[Figure dataset records]
--------------------

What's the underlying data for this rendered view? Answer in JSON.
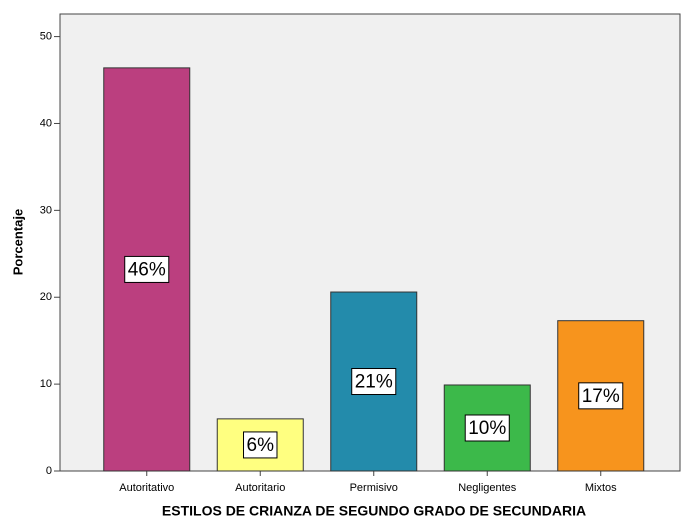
{
  "chart_data": {
    "type": "bar",
    "x_label": "ESTILOS DE CRIANZA DE SEGUNDO GRADO DE SECUNDARIA",
    "y_label": "Porcentaje",
    "categories": [
      "Autoritativo",
      "Autoritario",
      "Permisivo",
      "Negligentes",
      "Mixtos"
    ],
    "values": [
      46.4,
      6.0,
      20.6,
      9.9,
      17.3
    ],
    "value_labels": [
      "46%",
      "6%",
      "21%",
      "10%",
      "17%"
    ],
    "colors": [
      "#bb3f7f",
      "#ffff80",
      "#238bab",
      "#3cb94a",
      "#f7941d"
    ],
    "ylim": [
      0,
      52.6
    ],
    "yticks": [
      0,
      10,
      20,
      30,
      40,
      50
    ]
  }
}
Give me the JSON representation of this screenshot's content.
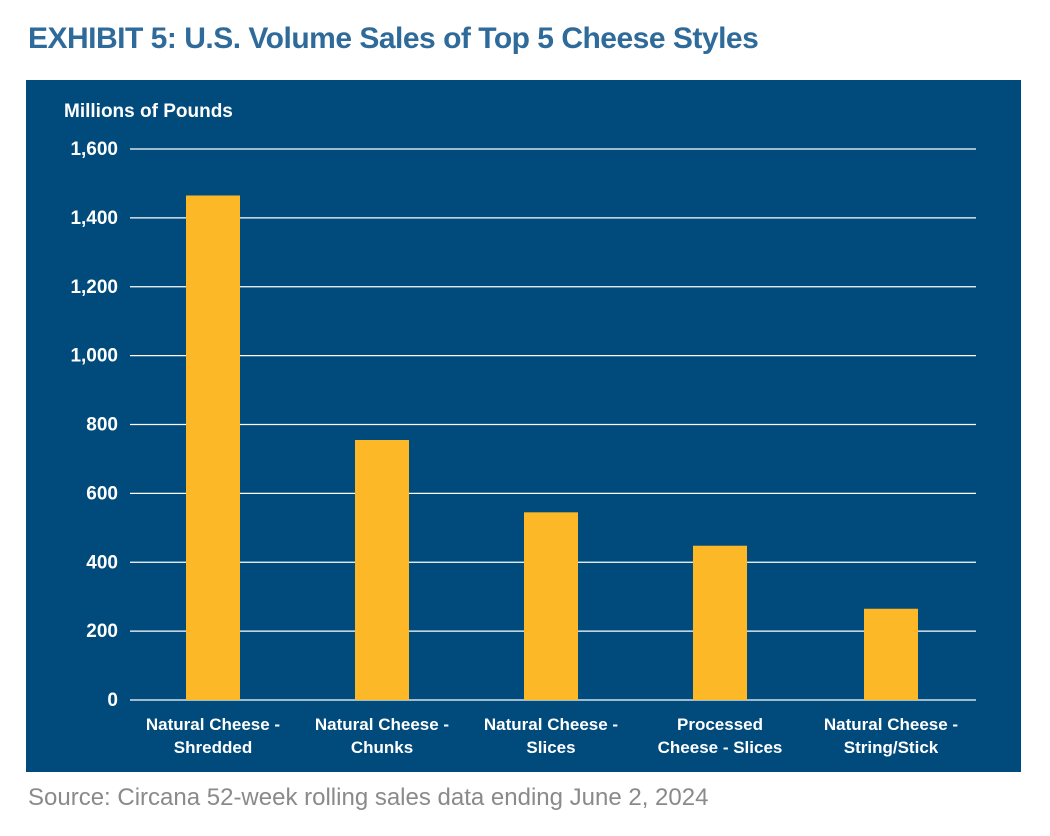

--------------------

* Do this:
Write out the full set of lines verbatim, without the pictures.

* Reply to the exercise:
What's the underlying data for this rendered view? Answer in JSON.
{
  "chart_data": {
    "type": "bar",
    "x_label": "ESTILOS DE CRIANZA DE SEGUNDO GRADO DE SECUNDARIA",
    "y_label": "Porcentaje",
    "categories": [
      "Autoritativo",
      "Autoritario",
      "Permisivo",
      "Negligentes",
      "Mixtos"
    ],
    "values": [
      46.4,
      6.0,
      20.6,
      9.9,
      17.3
    ],
    "value_labels": [
      "46%",
      "6%",
      "21%",
      "10%",
      "17%"
    ],
    "colors": [
      "#bb3f7f",
      "#ffff80",
      "#238bab",
      "#3cb94a",
      "#f7941d"
    ],
    "ylim": [
      0,
      52.6
    ],
    "yticks": [
      0,
      10,
      20,
      30,
      40,
      50
    ]
  }
}
Give me the JSON representation of this screenshot's content.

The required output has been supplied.